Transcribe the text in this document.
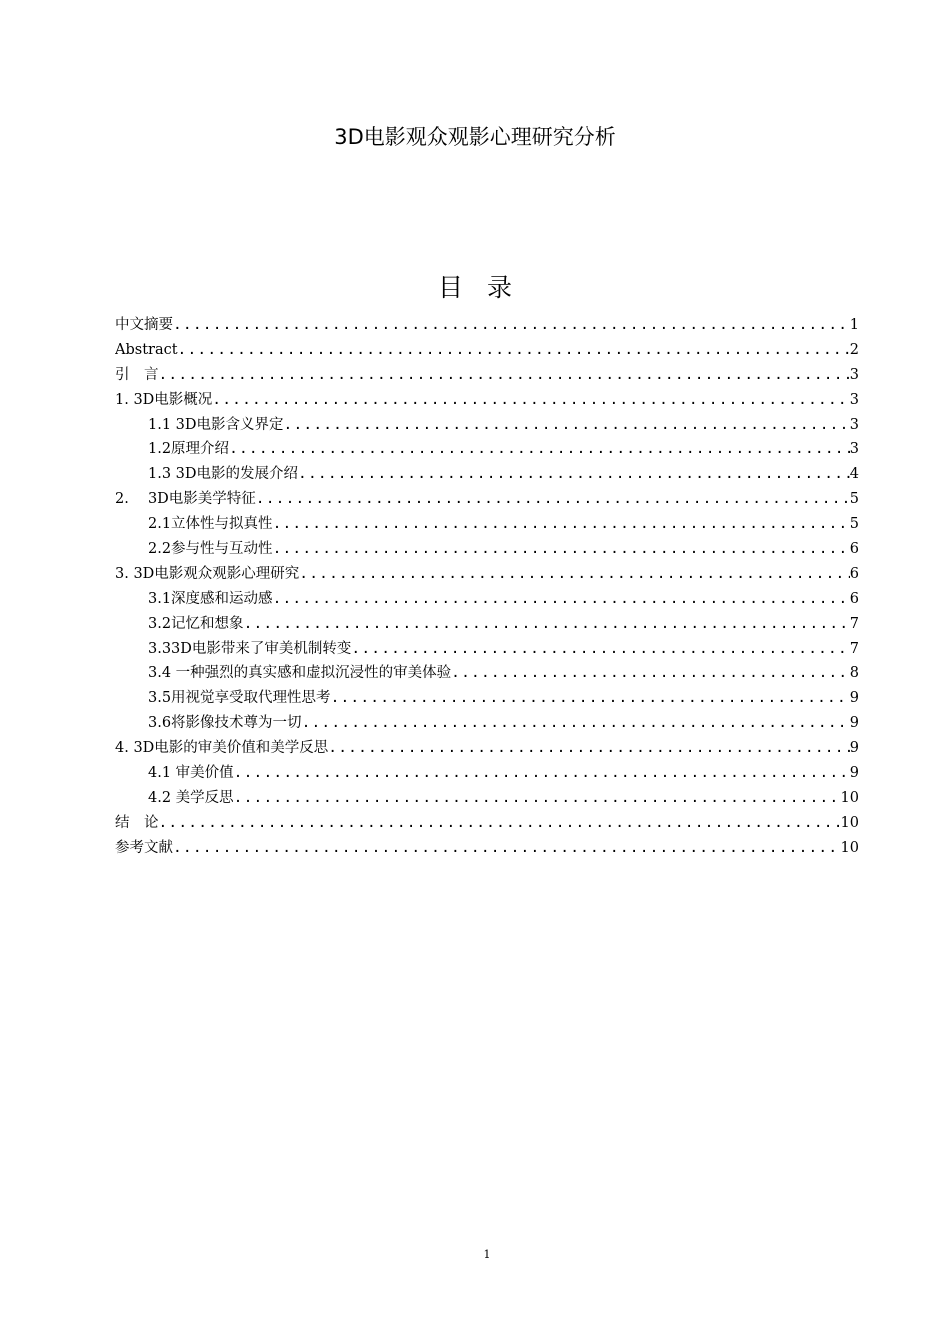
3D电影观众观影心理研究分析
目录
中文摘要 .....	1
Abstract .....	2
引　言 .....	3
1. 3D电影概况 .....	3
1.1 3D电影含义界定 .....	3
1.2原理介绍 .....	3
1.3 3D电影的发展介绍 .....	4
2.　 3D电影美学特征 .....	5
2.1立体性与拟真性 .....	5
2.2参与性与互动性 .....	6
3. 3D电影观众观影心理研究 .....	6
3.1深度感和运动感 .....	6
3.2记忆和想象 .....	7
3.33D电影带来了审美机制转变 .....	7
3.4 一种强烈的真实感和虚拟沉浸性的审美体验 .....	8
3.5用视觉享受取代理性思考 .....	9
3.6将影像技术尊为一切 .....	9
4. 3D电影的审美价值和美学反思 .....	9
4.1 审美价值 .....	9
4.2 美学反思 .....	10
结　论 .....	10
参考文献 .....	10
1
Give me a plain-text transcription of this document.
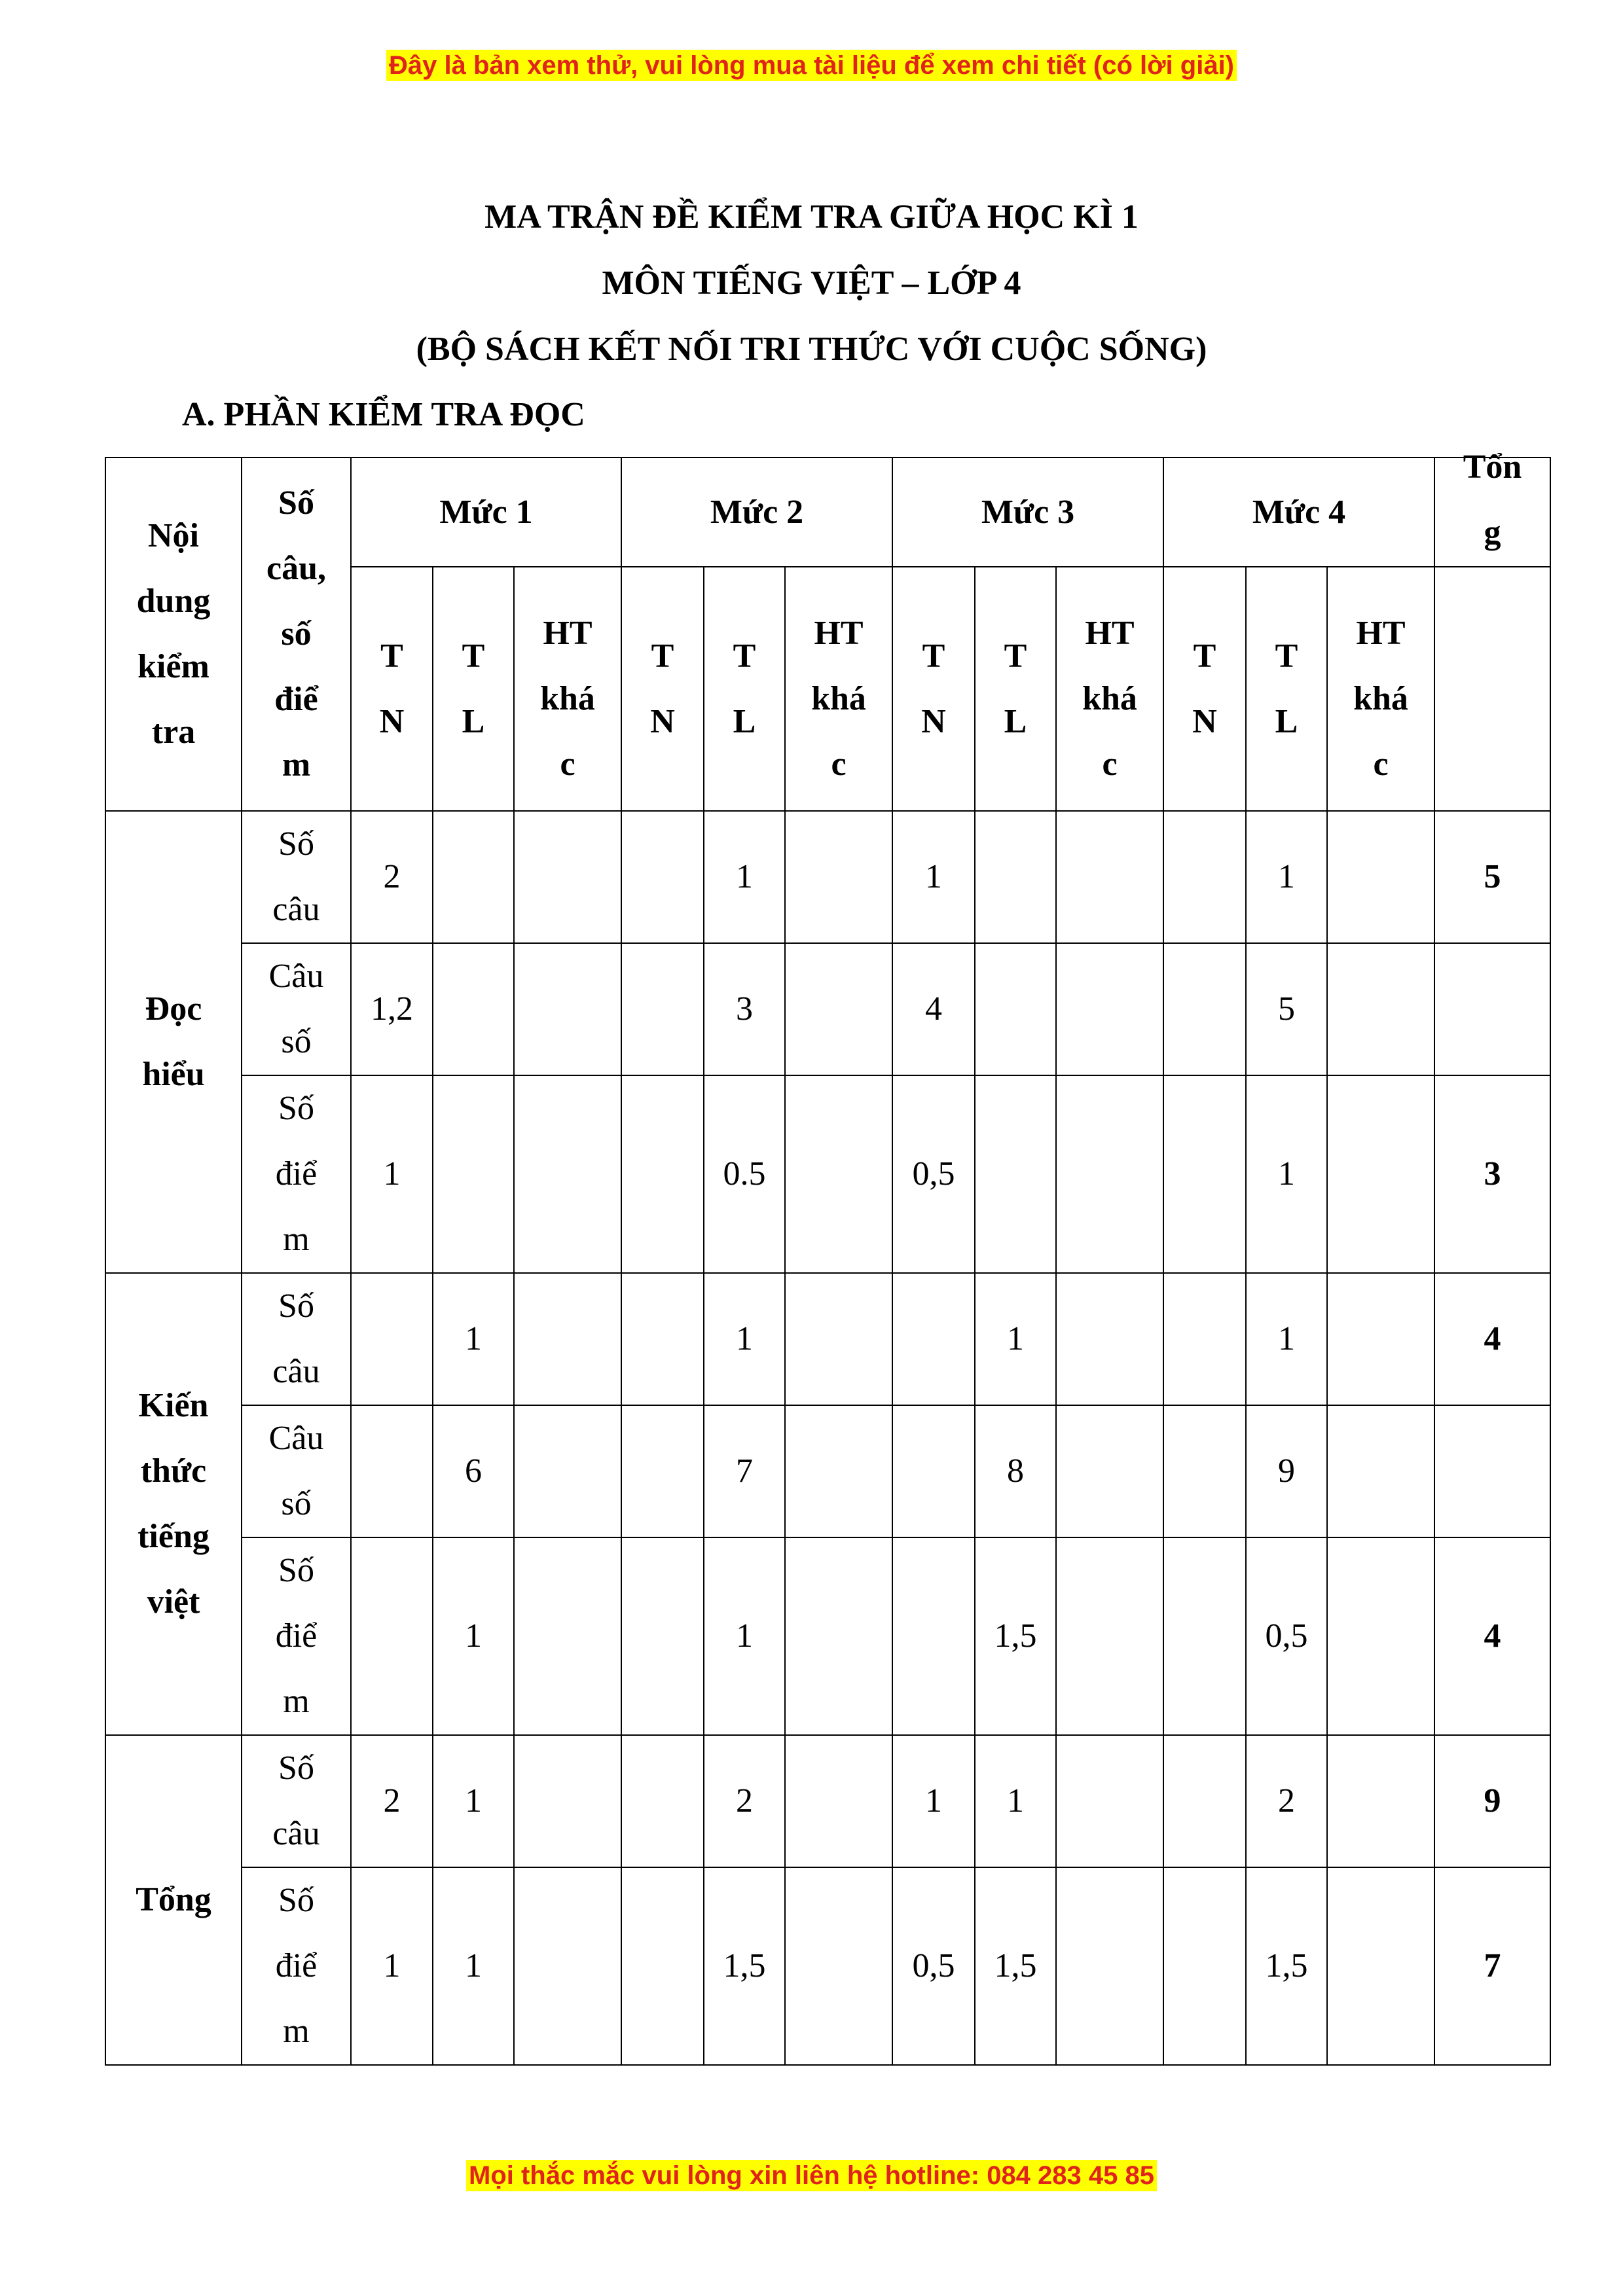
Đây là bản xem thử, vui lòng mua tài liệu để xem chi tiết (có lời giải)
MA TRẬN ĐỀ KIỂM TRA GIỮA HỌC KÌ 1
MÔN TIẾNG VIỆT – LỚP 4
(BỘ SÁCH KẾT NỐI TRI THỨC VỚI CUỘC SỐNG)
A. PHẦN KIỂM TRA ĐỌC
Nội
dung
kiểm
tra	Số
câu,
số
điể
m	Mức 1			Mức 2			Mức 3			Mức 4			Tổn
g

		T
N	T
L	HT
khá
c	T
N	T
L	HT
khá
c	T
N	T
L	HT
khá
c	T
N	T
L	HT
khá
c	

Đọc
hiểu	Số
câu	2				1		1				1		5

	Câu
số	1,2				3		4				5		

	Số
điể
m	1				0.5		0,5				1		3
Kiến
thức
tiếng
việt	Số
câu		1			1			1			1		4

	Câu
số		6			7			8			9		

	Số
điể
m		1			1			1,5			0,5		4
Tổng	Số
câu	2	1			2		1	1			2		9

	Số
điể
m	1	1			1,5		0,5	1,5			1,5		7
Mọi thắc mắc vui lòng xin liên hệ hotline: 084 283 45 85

Aim of the task
Omit the pictures, and please restate word for word the lines running from the line with "Give me a plain-text" to the end of the entries.

Task solution
Give me a plain-text transcription of this document.
Đây là bản xem thử, vui lòng mua tài liệu để xem chi tiết (có lời giải)
MA TRẬN ĐỀ KIỂM TRA GIỮA HỌC KÌ 1
MÔN TIẾNG VIỆT – LỚP 4
(BỘ SÁCH KẾT NỐI TRI THỨC VỚI CUỘC SỐNG)
A. PHẦN KIỂM TRA ĐỌC
Nội
dung
kiểm
tra	Số
câu,
số
điể
m	Mức 1			Mức 2			Mức 3			Mức 4			Tổn
g

		T
N	T
L	HT
khá
c	T
N	T
L	HT
khá
c	T
N	T
L	HT
khá
c	T
N	T
L	HT
khá
c	

Đọc
hiểu	Số
câu	2				1		1				1		5

	Câu
số	1,2				3		4				5		

	Số
điể
m	1				0.5		0,5				1		3
Kiến
thức
tiếng
việt	Số
câu		1			1			1			1		4

	Câu
số		6			7			8			9		

	Số
điể
m		1			1			1,5			0,5		4
Tổng	Số
câu	2	1			2		1	1			2		9

	Số
điể
m	1	1			1,5		0,5	1,5			1,5		7
Mọi thắc mắc vui lòng xin liên hệ hotline: 084 283 45 85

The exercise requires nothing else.